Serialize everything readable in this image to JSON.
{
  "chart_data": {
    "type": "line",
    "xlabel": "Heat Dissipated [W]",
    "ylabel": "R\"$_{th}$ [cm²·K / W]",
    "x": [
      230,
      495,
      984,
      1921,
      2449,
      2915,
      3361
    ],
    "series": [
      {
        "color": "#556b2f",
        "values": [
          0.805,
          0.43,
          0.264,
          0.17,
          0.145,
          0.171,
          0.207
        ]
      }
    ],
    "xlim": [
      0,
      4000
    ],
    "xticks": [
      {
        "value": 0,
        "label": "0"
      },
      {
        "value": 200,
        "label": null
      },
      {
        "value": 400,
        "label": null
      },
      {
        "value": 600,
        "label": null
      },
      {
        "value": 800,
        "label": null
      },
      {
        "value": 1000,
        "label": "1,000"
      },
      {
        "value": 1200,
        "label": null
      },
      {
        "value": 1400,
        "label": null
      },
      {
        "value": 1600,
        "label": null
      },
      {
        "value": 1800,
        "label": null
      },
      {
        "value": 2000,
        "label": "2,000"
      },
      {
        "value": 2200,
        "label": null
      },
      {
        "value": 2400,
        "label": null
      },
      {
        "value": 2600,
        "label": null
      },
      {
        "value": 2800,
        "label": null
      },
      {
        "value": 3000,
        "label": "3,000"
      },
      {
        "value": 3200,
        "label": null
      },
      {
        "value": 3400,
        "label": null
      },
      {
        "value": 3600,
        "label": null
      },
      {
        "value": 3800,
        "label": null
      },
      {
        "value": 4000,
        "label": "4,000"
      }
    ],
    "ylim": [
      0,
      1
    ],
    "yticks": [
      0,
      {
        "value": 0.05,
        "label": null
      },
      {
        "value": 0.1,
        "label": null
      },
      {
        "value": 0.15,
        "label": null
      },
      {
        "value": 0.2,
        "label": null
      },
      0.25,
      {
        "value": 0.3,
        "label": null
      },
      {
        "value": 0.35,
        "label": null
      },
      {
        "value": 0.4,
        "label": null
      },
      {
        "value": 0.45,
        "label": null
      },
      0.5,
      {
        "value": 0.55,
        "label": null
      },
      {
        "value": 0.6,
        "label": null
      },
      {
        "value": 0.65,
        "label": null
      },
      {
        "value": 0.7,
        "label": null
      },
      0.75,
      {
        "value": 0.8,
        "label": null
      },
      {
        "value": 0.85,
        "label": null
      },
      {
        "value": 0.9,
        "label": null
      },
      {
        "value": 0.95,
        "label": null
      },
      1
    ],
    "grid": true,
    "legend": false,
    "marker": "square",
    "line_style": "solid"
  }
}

• Exercise requirements: Type out all of the material again, word for word.

• Task result:
Serialize everything readable in this image to JSON.
{
  "chart_data": {
    "type": "line",
    "xlabel": "Heat Dissipated [W]",
    "ylabel": "R\"$_{th}$ [cm²·K / W]",
    "x": [
      230,
      495,
      984,
      1921,
      2449,
      2915,
      3361
    ],
    "series": [
      {
        "color": "#556b2f",
        "values": [
          0.805,
          0.43,
          0.264,
          0.17,
          0.145,
          0.171,
          0.207
        ]
      }
    ],
    "xlim": [
      0,
      4000
    ],
    "xticks": [
      {
        "value": 0,
        "label": "0"
      },
      {
        "value": 200,
        "label": null
      },
      {
        "value": 400,
        "label": null
      },
      {
        "value": 600,
        "label": null
      },
      {
        "value": 800,
        "label": null
      },
      {
        "value": 1000,
        "label": "1,000"
      },
      {
        "value": 1200,
        "label": null
      },
      {
        "value": 1400,
        "label": null
      },
      {
        "value": 1600,
        "label": null
      },
      {
        "value": 1800,
        "label": null
      },
      {
        "value": 2000,
        "label": "2,000"
      },
      {
        "value": 2200,
        "label": null
      },
      {
        "value": 2400,
        "label": null
      },
      {
        "value": 2600,
        "label": null
      },
      {
        "value": 2800,
        "label": null
      },
      {
        "value": 3000,
        "label": "3,000"
      },
      {
        "value": 3200,
        "label": null
      },
      {
        "value": 3400,
        "label": null
      },
      {
        "value": 3600,
        "label": null
      },
      {
        "value": 3800,
        "label": null
      },
      {
        "value": 4000,
        "label": "4,000"
      }
    ],
    "ylim": [
      0,
      1
    ],
    "yticks": [
      0,
      {
        "value": 0.05,
        "label": null
      },
      {
        "value": 0.1,
        "label": null
      },
      {
        "value": 0.15,
        "label": null
      },
      {
        "value": 0.2,
        "label": null
      },
      0.25,
      {
        "value": 0.3,
        "label": null
      },
      {
        "value": 0.35,
        "label": null
      },
      {
        "value": 0.4,
        "label": null
      },
      {
        "value": 0.45,
        "label": null
      },
      0.5,
      {
        "value": 0.55,
        "label": null
      },
      {
        "value": 0.6,
        "label": null
      },
      {
        "value": 0.65,
        "label": null
      },
      {
        "value": 0.7,
        "label": null
      },
      0.75,
      {
        "value": 0.8,
        "label": null
      },
      {
        "value": 0.85,
        "label": null
      },
      {
        "value": 0.9,
        "label": null
      },
      {
        "value": 0.95,
        "label": null
      },
      1
    ],
    "grid": true,
    "legend": false,
    "marker": "square",
    "line_style": "solid"
  }
}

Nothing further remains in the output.